Document:
┏━━

Hearts at Work

A Column by Jim Tipton

The Only Prayer Remaining

 

toscaniniItalian musician Arturo Toscanini was one of the most acclaimed conductors of modern times. At various times he directed La Scala (Milan), the Metropolitan Opera (New York), the New York Philharmonic Orchestra, and the NBC Symphony Orchestra.

I have in recent months been writing about walking and also about presence, that energy we sometimes witness in others and even in ourselves that exists before a single word is uttered. One music critic wrote of Toscanini: “He brings a charge of electricity into the hall that cannot and does not enter in at any other time. If only certain persons felt this galvanization of the atmosphere one might be accused of romanticism or hero worship for mentioning it. But everybody feels it.”

Paramahansa Yogananda, who introduced Kriya Yoga—the yoga of action—and meditation practices to tens of thousands of people in the thirties and forties, and through his Autobiography of a Yogi and his disciples such as Roy Eugene Davis continues to strongly influence us today, encouraged us to live every moment with intention, to be totally conscious and in control of every movement we make, every tone of voice, every thought, every feeling so that everything about us is in alignment with our primary purpose, to consciously realize God inside of us and in this life. These extremely subtle energies go far beyond the physical world and certainly the gifted conductor Toscanini understood these energies.

┗━━

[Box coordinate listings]
┏━━

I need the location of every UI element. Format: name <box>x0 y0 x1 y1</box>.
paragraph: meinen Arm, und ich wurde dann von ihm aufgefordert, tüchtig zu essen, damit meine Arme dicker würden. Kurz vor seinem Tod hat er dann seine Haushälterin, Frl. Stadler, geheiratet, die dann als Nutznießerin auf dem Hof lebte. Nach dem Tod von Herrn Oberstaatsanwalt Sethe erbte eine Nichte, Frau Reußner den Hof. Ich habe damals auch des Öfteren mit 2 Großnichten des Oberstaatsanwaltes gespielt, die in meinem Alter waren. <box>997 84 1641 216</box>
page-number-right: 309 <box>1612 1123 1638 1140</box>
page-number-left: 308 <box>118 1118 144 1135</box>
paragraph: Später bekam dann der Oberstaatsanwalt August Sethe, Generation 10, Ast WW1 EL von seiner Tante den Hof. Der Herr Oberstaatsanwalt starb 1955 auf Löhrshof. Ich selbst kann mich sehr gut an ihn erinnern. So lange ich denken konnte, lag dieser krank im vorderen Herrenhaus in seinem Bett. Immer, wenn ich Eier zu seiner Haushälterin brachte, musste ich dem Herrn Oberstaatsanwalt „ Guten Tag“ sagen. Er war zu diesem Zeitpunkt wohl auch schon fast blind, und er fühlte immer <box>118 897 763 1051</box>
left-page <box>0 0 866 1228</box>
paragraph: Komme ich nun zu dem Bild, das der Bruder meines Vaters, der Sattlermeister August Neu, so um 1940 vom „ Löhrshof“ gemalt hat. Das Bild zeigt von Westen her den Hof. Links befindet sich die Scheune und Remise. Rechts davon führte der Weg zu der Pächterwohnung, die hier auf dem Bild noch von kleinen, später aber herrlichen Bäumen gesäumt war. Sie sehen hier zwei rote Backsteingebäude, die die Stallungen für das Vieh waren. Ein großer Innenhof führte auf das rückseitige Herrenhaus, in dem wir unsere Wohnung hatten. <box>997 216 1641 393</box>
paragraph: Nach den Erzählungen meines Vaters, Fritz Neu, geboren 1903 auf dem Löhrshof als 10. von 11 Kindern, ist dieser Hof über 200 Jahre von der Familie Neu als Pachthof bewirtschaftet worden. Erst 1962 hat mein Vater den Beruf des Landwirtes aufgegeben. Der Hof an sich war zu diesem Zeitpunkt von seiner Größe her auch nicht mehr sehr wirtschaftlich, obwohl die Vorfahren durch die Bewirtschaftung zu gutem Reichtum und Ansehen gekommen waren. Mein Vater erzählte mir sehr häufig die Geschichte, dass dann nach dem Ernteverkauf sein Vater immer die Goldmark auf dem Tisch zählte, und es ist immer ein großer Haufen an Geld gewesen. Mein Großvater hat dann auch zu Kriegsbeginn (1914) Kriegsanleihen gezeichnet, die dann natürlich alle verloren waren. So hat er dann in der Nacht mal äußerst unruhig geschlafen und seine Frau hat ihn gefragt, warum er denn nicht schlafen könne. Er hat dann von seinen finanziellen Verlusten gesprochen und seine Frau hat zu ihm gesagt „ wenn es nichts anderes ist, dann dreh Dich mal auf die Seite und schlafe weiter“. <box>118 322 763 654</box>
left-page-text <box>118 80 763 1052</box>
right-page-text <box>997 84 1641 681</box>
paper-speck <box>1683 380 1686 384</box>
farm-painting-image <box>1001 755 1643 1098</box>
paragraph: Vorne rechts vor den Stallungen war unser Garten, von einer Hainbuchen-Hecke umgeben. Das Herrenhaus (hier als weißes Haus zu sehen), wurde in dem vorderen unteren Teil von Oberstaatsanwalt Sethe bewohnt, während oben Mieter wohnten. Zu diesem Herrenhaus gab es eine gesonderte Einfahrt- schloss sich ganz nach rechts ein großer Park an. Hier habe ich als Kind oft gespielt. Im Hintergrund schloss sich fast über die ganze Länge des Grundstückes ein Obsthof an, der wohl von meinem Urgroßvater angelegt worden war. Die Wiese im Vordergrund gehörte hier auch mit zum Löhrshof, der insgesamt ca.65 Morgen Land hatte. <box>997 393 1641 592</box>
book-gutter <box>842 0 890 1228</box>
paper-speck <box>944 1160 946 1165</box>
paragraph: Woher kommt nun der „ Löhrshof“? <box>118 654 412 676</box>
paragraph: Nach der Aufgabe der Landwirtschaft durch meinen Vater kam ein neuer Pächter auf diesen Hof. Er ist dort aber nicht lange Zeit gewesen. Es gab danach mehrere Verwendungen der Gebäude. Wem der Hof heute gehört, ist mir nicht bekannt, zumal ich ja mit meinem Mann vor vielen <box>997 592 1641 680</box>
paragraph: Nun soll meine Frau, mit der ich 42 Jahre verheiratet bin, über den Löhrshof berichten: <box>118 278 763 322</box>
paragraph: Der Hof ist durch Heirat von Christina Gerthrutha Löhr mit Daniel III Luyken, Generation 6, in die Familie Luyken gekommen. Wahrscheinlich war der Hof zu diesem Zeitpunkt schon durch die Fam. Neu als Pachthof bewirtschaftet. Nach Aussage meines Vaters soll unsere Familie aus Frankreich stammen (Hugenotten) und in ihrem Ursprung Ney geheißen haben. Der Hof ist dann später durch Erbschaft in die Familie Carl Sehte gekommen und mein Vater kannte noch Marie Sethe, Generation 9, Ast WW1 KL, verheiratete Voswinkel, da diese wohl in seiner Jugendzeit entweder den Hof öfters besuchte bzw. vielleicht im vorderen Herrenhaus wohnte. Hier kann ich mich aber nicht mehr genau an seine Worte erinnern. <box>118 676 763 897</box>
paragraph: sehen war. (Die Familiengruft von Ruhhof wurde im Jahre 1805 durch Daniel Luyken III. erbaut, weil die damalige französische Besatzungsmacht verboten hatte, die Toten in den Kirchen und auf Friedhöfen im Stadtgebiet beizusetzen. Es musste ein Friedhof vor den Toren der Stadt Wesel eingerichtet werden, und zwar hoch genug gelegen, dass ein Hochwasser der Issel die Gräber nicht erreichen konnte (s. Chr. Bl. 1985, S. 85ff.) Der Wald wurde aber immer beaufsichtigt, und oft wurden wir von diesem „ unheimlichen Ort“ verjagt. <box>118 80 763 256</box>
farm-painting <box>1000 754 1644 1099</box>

┗━━

Actions to take:
**a)** In the column about Toscanini, what did Paramahansa Yogananda introduce to tens of thousands of people in the thirties and forties?
**b)** Write the next part of the column about Toscanini, picking up after its final sentence.

Results:
**a)** Kriya Yoga, the yoga of action, and meditation practices.

**b)**
Even on a much more worldly level, the successful military commander leads his troops into battle with a similar clear intention, totally conscious and in control of every movement he makes. I think of what confidence Napoleon must have expressed in his walk--in the presence his walk demonstrated--when, having been imprisoned by the emperor of France, he escaped from Elba, the island of exile, returned to the mainland alone and on foot, where he shortly confronted the massive array of French troops sent out to capture him. Below average in height, with thin legs and thick torso, hardly the public’s image of a dashing hero, he strode boldly up to the French officers, spoke with them…and the result? Those troops became his new army, ready to march against the very emperor who had sent them forth to capture him!

Ralph Waldo Emerson in his essay Napoleon; Man of the World writes that “Having decided what was to be done, he did that with might and main. He put out all his strength. He risked every thing and spared nothing, neither ammunition, nor money, nor troops, nor generals, nor himself.” Earlier in the same essay Emerson writes that “As he is, he inspires confidence and vigor by the extraordinary unity of his action.” Well, enough said. This column perhaps concludes these months of ramblings about walking and presence. It is time for all of us to throw away the words and to rediscover the earth under our feet…and thereby to rediscover our own presence far deeper than words. It is time for all of us to take a stand in the moment. 

Years ago I wrote a poem titled “The Giant Alphabet” that concludes with these lines: The heart in loneliness sometimes stumbles

to a high meadow, where in late day

the sun casts its holy luck

over our long history of desire,

where the only prayer remaining

is the one we stand on

and begin again to say.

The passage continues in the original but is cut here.